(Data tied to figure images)
◇ ◇ ◇ ◇ ◇ ◇ ◇

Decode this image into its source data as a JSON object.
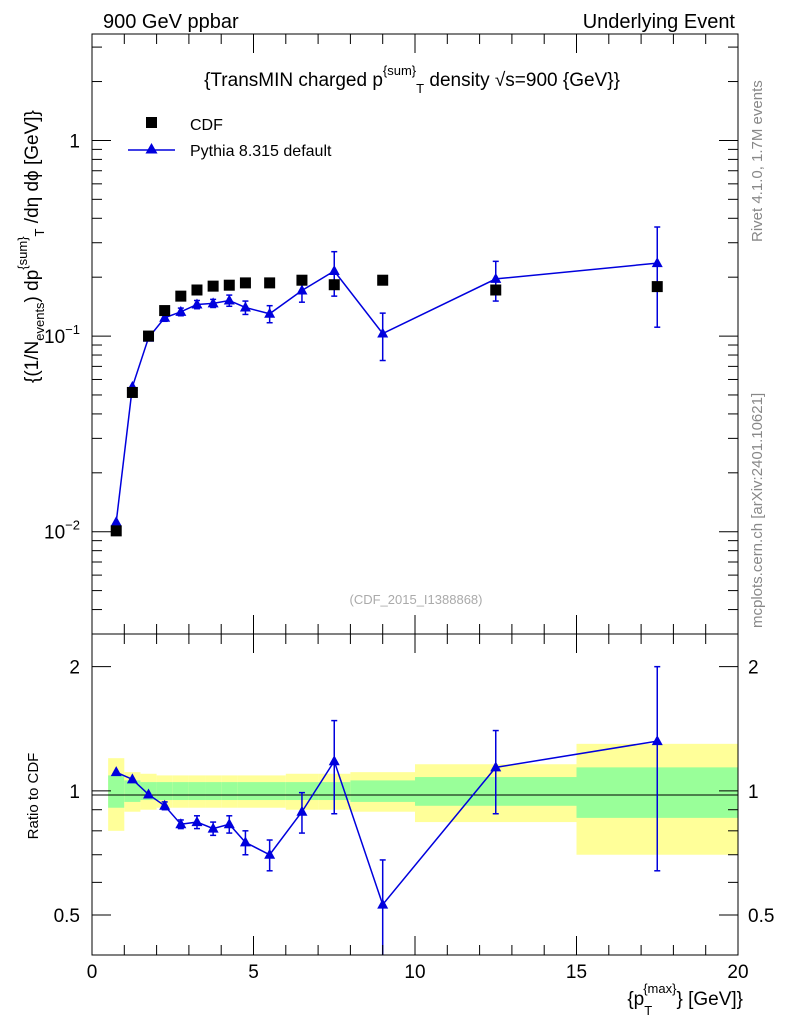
{
  "header": {
    "left": "900 GeV ppbar",
    "right": "Underlying Event"
  },
  "side": {
    "rivet": "Rivet 4.1.0,  1.7M events",
    "mcplots": "mcplots.cern.ch [arXiv:2401.10621]"
  },
  "colors": {
    "mc": "#0000dd",
    "data": "#000000",
    "band_inner": "#99ff99",
    "band_outer": "#ffff99"
  },
  "chart_data": [
    {
      "type": "scatter",
      "title": "{TransMIN charged p^{sum}_T density √s=900 {GeV}}",
      "title_parts": {
        "a": "{TransMIN charged p",
        "sup": "{sum}",
        "sub": "T",
        "b": " density √s=900 {GeV}}"
      },
      "watermark": "(CDF_2015_I1388868)",
      "ylabel": "{(1/N_{events}) dp^{sum}_T /dη  dϕ [GeV]}",
      "ylabel_parts": {
        "a": "{(1/N",
        "sub1": "events",
        "b": ") dp",
        "sup": "{sum}",
        "sub2": "T",
        "c": " /dη  dϕ [GeV]}"
      },
      "yscale": "log",
      "ylim": [
        0.003,
        3.5
      ],
      "xlim": [
        0,
        20
      ],
      "yticks": [
        {
          "v": 1,
          "base": "1",
          "exp": ""
        },
        {
          "v": 0.1,
          "base": "10",
          "exp": "−1"
        },
        {
          "v": 0.01,
          "base": "10",
          "exp": "−2"
        }
      ],
      "legend": [
        {
          "name": "CDF",
          "marker": "square"
        },
        {
          "name": "Pythia 8.315 default",
          "marker": "triangle"
        }
      ],
      "series": [
        {
          "name": "CDF",
          "x": [
            0.75,
            1.25,
            1.75,
            2.25,
            2.75,
            3.25,
            3.75,
            4.25,
            4.75,
            5.5,
            6.5,
            7.5,
            9.0,
            12.5,
            17.5
          ],
          "y": [
            0.0101,
            0.0515,
            0.1,
            0.135,
            0.16,
            0.172,
            0.18,
            0.182,
            0.187,
            0.187,
            0.193,
            0.183,
            0.193,
            0.172,
            0.179
          ]
        },
        {
          "name": "Pythia 8.315 default",
          "x": [
            0.75,
            1.25,
            1.75,
            2.25,
            2.75,
            3.25,
            3.75,
            4.25,
            4.75,
            5.5,
            6.5,
            7.5,
            9.0,
            12.5,
            17.5
          ],
          "y": [
            0.0112,
            0.055,
            0.098,
            0.124,
            0.133,
            0.145,
            0.147,
            0.152,
            0.14,
            0.13,
            0.171,
            0.215,
            0.103,
            0.196,
            0.236
          ],
          "yerr_lo": [
            0,
            0,
            0,
            0.005,
            0.006,
            0.007,
            0.007,
            0.01,
            0.011,
            0.013,
            0.022,
            0.055,
            0.028,
            0.045,
            0.125
          ],
          "yerr_hi": [
            0,
            0,
            0,
            0.005,
            0.006,
            0.007,
            0.007,
            0.01,
            0.011,
            0.013,
            0.022,
            0.055,
            0.028,
            0.045,
            0.125
          ]
        }
      ]
    },
    {
      "type": "line",
      "ylabel": "Ratio to CDF",
      "xlabel": "{p_{T}^{max}} [GeV]}",
      "xlabel_parts": {
        "a": "{p",
        "sub": "T",
        "sup": "{max}",
        "b": "} [GeV]}"
      },
      "yscale": "log",
      "ylim": [
        0.4,
        2.4
      ],
      "xlim": [
        0,
        20
      ],
      "xticks": [
        0,
        5,
        10,
        15,
        20
      ],
      "yticks": [
        0.5,
        1,
        2
      ],
      "bands": {
        "edges": [
          0.5,
          1.0,
          1.5,
          2.0,
          2.5,
          3.0,
          3.5,
          4.0,
          4.5,
          5.0,
          6.0,
          7.0,
          8.0,
          10.0,
          15.0,
          20.0
        ],
        "inner_lo": [
          0.91,
          0.94,
          0.95,
          0.95,
          0.95,
          0.95,
          0.95,
          0.95,
          0.95,
          0.95,
          0.95,
          0.95,
          0.94,
          0.92,
          0.86
        ],
        "inner_hi": [
          1.09,
          1.06,
          1.05,
          1.05,
          1.05,
          1.05,
          1.05,
          1.05,
          1.05,
          1.05,
          1.05,
          1.05,
          1.06,
          1.08,
          1.14
        ],
        "outer_lo": [
          0.8,
          0.89,
          0.9,
          0.91,
          0.91,
          0.91,
          0.91,
          0.91,
          0.91,
          0.91,
          0.9,
          0.9,
          0.89,
          0.84,
          0.7
        ],
        "outer_hi": [
          1.2,
          1.11,
          1.1,
          1.09,
          1.09,
          1.09,
          1.09,
          1.09,
          1.09,
          1.09,
          1.1,
          1.1,
          1.11,
          1.16,
          1.3
        ]
      },
      "series": [
        {
          "name": "Pythia 8.315 default / CDF",
          "x": [
            0.75,
            1.25,
            1.75,
            2.25,
            2.75,
            3.25,
            3.75,
            4.25,
            4.75,
            5.5,
            6.5,
            7.5,
            9.0,
            12.5,
            17.5
          ],
          "y": [
            1.11,
            1.066,
            0.98,
            0.92,
            0.83,
            0.84,
            0.81,
            0.83,
            0.75,
            0.7,
            0.89,
            1.18,
            0.53,
            1.14,
            1.32
          ],
          "yerr_lo": [
            0,
            0,
            0,
            0.02,
            0.02,
            0.03,
            0.03,
            0.04,
            0.05,
            0.06,
            0.1,
            0.3,
            0.15,
            0.26,
            0.68
          ],
          "yerr_hi": [
            0,
            0,
            0,
            0.02,
            0.02,
            0.03,
            0.03,
            0.04,
            0.05,
            0.06,
            0.1,
            0.3,
            0.15,
            0.26,
            0.68
          ]
        }
      ]
    }
  ]
}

◇ ◇ ◇ ◇ ◇ ◇ ◇

**SET PROBLEM:** Your task is to copy the entries in full and exactly, without any images.

**WRITTEN RESPONSE:**
Decode this image into its source data as a JSON object.
{
  "header": {
    "left": "900 GeV ppbar",
    "right": "Underlying Event"
  },
  "side": {
    "rivet": "Rivet 4.1.0,  1.7M events",
    "mcplots": "mcplots.cern.ch [arXiv:2401.10621]"
  },
  "colors": {
    "mc": "#0000dd",
    "data": "#000000",
    "band_inner": "#99ff99",
    "band_outer": "#ffff99"
  },
  "chart_data": [
    {
      "type": "scatter",
      "title": "{TransMIN charged p^{sum}_T density √s=900 {GeV}}",
      "title_parts": {
        "a": "{TransMIN charged p",
        "sup": "{sum}",
        "sub": "T",
        "b": " density √s=900 {GeV}}"
      },
      "watermark": "(CDF_2015_I1388868)",
      "ylabel": "{(1/N_{events}) dp^{sum}_T /dη  dϕ [GeV]}",
      "ylabel_parts": {
        "a": "{(1/N",
        "sub1": "events",
        "b": ") dp",
        "sup": "{sum}",
        "sub2": "T",
        "c": " /dη  dϕ [GeV]}"
      },
      "yscale": "log",
      "ylim": [
        0.003,
        3.5
      ],
      "xlim": [
        0,
        20
      ],
      "yticks": [
        {
          "v": 1,
          "base": "1",
          "exp": ""
        },
        {
          "v": 0.1,
          "base": "10",
          "exp": "−1"
        },
        {
          "v": 0.01,
          "base": "10",
          "exp": "−2"
        }
      ],
      "legend": [
        {
          "name": "CDF",
          "marker": "square"
        },
        {
          "name": "Pythia 8.315 default",
          "marker": "triangle"
        }
      ],
      "series": [
        {
          "name": "CDF",
          "x": [
            0.75,
            1.25,
            1.75,
            2.25,
            2.75,
            3.25,
            3.75,
            4.25,
            4.75,
            5.5,
            6.5,
            7.5,
            9.0,
            12.5,
            17.5
          ],
          "y": [
            0.0101,
            0.0515,
            0.1,
            0.135,
            0.16,
            0.172,
            0.18,
            0.182,
            0.187,
            0.187,
            0.193,
            0.183,
            0.193,
            0.172,
            0.179
          ]
        },
        {
          "name": "Pythia 8.315 default",
          "x": [
            0.75,
            1.25,
            1.75,
            2.25,
            2.75,
            3.25,
            3.75,
            4.25,
            4.75,
            5.5,
            6.5,
            7.5,
            9.0,
            12.5,
            17.5
          ],
          "y": [
            0.0112,
            0.055,
            0.098,
            0.124,
            0.133,
            0.145,
            0.147,
            0.152,
            0.14,
            0.13,
            0.171,
            0.215,
            0.103,
            0.196,
            0.236
          ],
          "yerr_lo": [
            0,
            0,
            0,
            0.005,
            0.006,
            0.007,
            0.007,
            0.01,
            0.011,
            0.013,
            0.022,
            0.055,
            0.028,
            0.045,
            0.125
          ],
          "yerr_hi": [
            0,
            0,
            0,
            0.005,
            0.006,
            0.007,
            0.007,
            0.01,
            0.011,
            0.013,
            0.022,
            0.055,
            0.028,
            0.045,
            0.125
          ]
        }
      ]
    },
    {
      "type": "line",
      "ylabel": "Ratio to CDF",
      "xlabel": "{p_{T}^{max}} [GeV]}",
      "xlabel_parts": {
        "a": "{p",
        "sub": "T",
        "sup": "{max}",
        "b": "} [GeV]}"
      },
      "yscale": "log",
      "ylim": [
        0.4,
        2.4
      ],
      "xlim": [
        0,
        20
      ],
      "xticks": [
        0,
        5,
        10,
        15,
        20
      ],
      "yticks": [
        0.5,
        1,
        2
      ],
      "bands": {
        "edges": [
          0.5,
          1.0,
          1.5,
          2.0,
          2.5,
          3.0,
          3.5,
          4.0,
          4.5,
          5.0,
          6.0,
          7.0,
          8.0,
          10.0,
          15.0,
          20.0
        ],
        "inner_lo": [
          0.91,
          0.94,
          0.95,
          0.95,
          0.95,
          0.95,
          0.95,
          0.95,
          0.95,
          0.95,
          0.95,
          0.95,
          0.94,
          0.92,
          0.86
        ],
        "inner_hi": [
          1.09,
          1.06,
          1.05,
          1.05,
          1.05,
          1.05,
          1.05,
          1.05,
          1.05,
          1.05,
          1.05,
          1.05,
          1.06,
          1.08,
          1.14
        ],
        "outer_lo": [
          0.8,
          0.89,
          0.9,
          0.91,
          0.91,
          0.91,
          0.91,
          0.91,
          0.91,
          0.91,
          0.9,
          0.9,
          0.89,
          0.84,
          0.7
        ],
        "outer_hi": [
          1.2,
          1.11,
          1.1,
          1.09,
          1.09,
          1.09,
          1.09,
          1.09,
          1.09,
          1.09,
          1.1,
          1.1,
          1.11,
          1.16,
          1.3
        ]
      },
      "series": [
        {
          "name": "Pythia 8.315 default / CDF",
          "x": [
            0.75,
            1.25,
            1.75,
            2.25,
            2.75,
            3.25,
            3.75,
            4.25,
            4.75,
            5.5,
            6.5,
            7.5,
            9.0,
            12.5,
            17.5
          ],
          "y": [
            1.11,
            1.066,
            0.98,
            0.92,
            0.83,
            0.84,
            0.81,
            0.83,
            0.75,
            0.7,
            0.89,
            1.18,
            0.53,
            1.14,
            1.32
          ],
          "yerr_lo": [
            0,
            0,
            0,
            0.02,
            0.02,
            0.03,
            0.03,
            0.04,
            0.05,
            0.06,
            0.1,
            0.3,
            0.15,
            0.26,
            0.68
          ],
          "yerr_hi": [
            0,
            0,
            0,
            0.02,
            0.02,
            0.03,
            0.03,
            0.04,
            0.05,
            0.06,
            0.1,
            0.3,
            0.15,
            0.26,
            0.68
          ]
        }
      ]
    }
  ]
}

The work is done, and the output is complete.